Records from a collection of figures
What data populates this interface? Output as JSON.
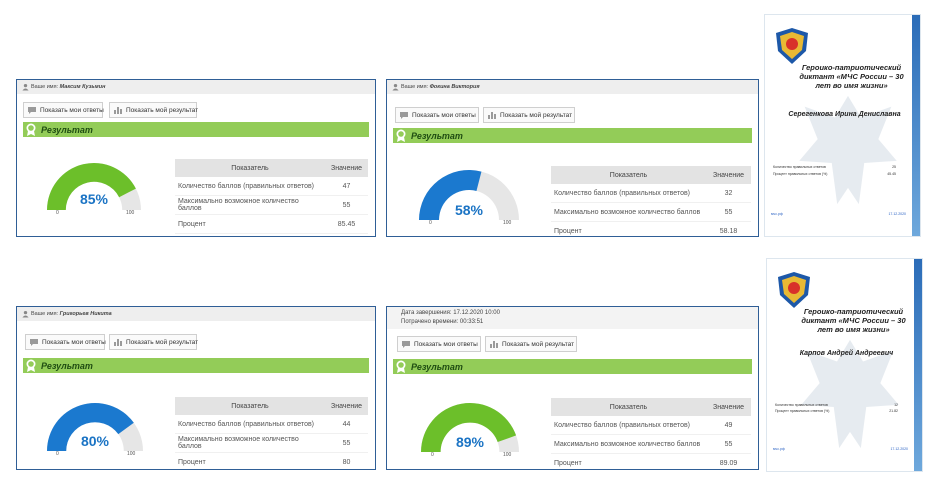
{
  "panels": [
    {
      "user_prefix": "Ваше имя:",
      "user_name": "Максим Кузьмин",
      "btn_answers": "Показать мои ответы",
      "btn_result": "Показать мой результат",
      "result_title": "Результат",
      "gauge_pct": 85,
      "gauge_text": "85%",
      "gauge_color": "#6cbf2a",
      "gauge_min": "0",
      "gauge_max": "100",
      "th_indicator": "Показатель",
      "th_value": "Значение",
      "rows": [
        {
          "label": "Количество баллов (правильных ответов)",
          "value": "47"
        },
        {
          "label": "Максимально возможное количество баллов",
          "value": "55"
        },
        {
          "label": "Процент",
          "value": "85.45"
        }
      ]
    },
    {
      "user_prefix": "Ваше имя:",
      "user_name": "Фокина Виктория",
      "btn_answers": "Показать мои ответы",
      "btn_result": "Показать мой результат",
      "result_title": "Результат",
      "gauge_pct": 58,
      "gauge_text": "58%",
      "gauge_color": "#1b79cf",
      "gauge_min": "0",
      "gauge_max": "100",
      "th_indicator": "Показатель",
      "th_value": "Значение",
      "rows": [
        {
          "label": "Количество баллов (правильных ответов)",
          "value": "32"
        },
        {
          "label": "Максимально возможное количество баллов",
          "value": "55"
        },
        {
          "label": "Процент",
          "value": "58.18"
        }
      ]
    },
    {
      "user_prefix": "Ваше имя:",
      "user_name": "Григорьев Никита",
      "btn_answers": "Показать мои ответы",
      "btn_result": "Показать мой результат",
      "result_title": "Результат",
      "gauge_pct": 80,
      "gauge_text": "80%",
      "gauge_color": "#1b79cf",
      "gauge_min": "0",
      "gauge_max": "100",
      "th_indicator": "Показатель",
      "th_value": "Значение",
      "rows": [
        {
          "label": "Количество баллов (правильных ответов)",
          "value": "44"
        },
        {
          "label": "Максимально возможное количество баллов",
          "value": "55"
        },
        {
          "label": "Процент",
          "value": "80"
        }
      ]
    },
    {
      "finish_date": "Дата завершения: 17.12.2020 10:00",
      "time_spent": "Потрачено времени: 00:33:51",
      "btn_answers": "Показать мои ответы",
      "btn_result": "Показать мой результат",
      "result_title": "Результат",
      "gauge_pct": 89,
      "gauge_text": "89%",
      "gauge_color": "#6cbf2a",
      "gauge_min": "0",
      "gauge_max": "100",
      "th_indicator": "Показатель",
      "th_value": "Значение",
      "rows": [
        {
          "label": "Количество баллов (правильных ответов)",
          "value": "49"
        },
        {
          "label": "Максимально возможное количество баллов",
          "value": "55"
        },
        {
          "label": "Процент",
          "value": "89.09"
        }
      ]
    }
  ],
  "certificates": [
    {
      "emblem_text": "МЧС РОССИИ",
      "title": "Героико-патриотический диктант «МЧС России – 30 лет во имя жизни»",
      "name": "Серегенкова Ирина Дениславна",
      "row1_label": "Количество правильных ответов",
      "row1_value": "25",
      "row2_label": "Процент правильных ответов (%)",
      "row2_value": "45.45",
      "foot_left": "мчс.рф",
      "foot_right": "17.12.2020"
    },
    {
      "emblem_text": "МЧС РОССИИ",
      "title": "Героико-патриотический диктант «МЧС России – 30 лет во имя жизни»",
      "name": "Карпов Андрей Андреевич",
      "row1_label": "Количество правильных ответов",
      "row1_value": "12",
      "row2_label": "Процент правильных ответов (%)",
      "row2_value": "21.82",
      "foot_left": "мчс.рф",
      "foot_right": "17.12.2020"
    }
  ]
}
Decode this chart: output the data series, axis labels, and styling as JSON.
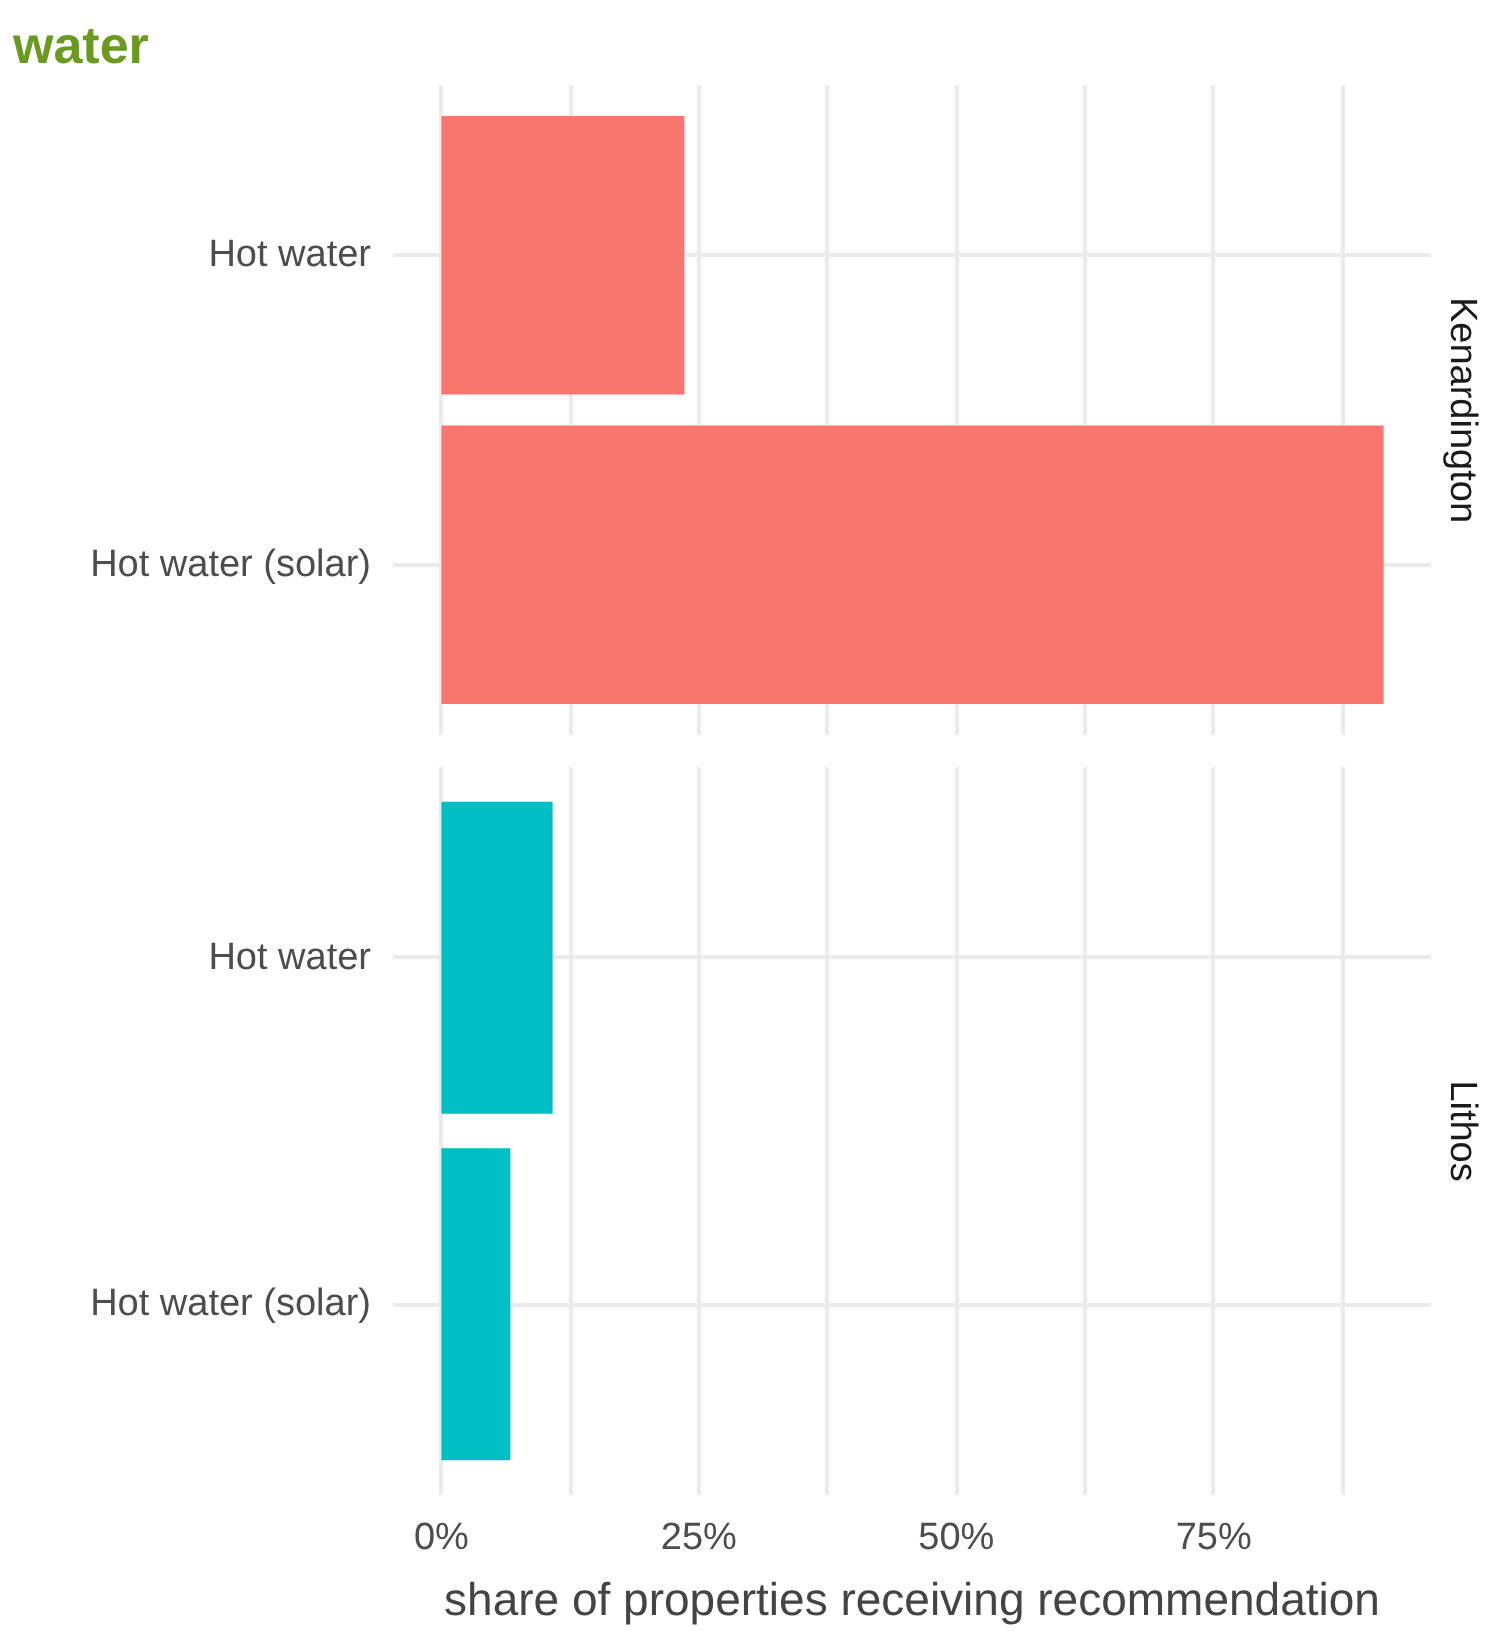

Given instruction:
Check each line of the records above for the string "this", and report every line that has it.

Solution to the exercise:
What data populates this interface? Output as JSON.
Decode this chart: output the data series, axis labels, and styling as JSON.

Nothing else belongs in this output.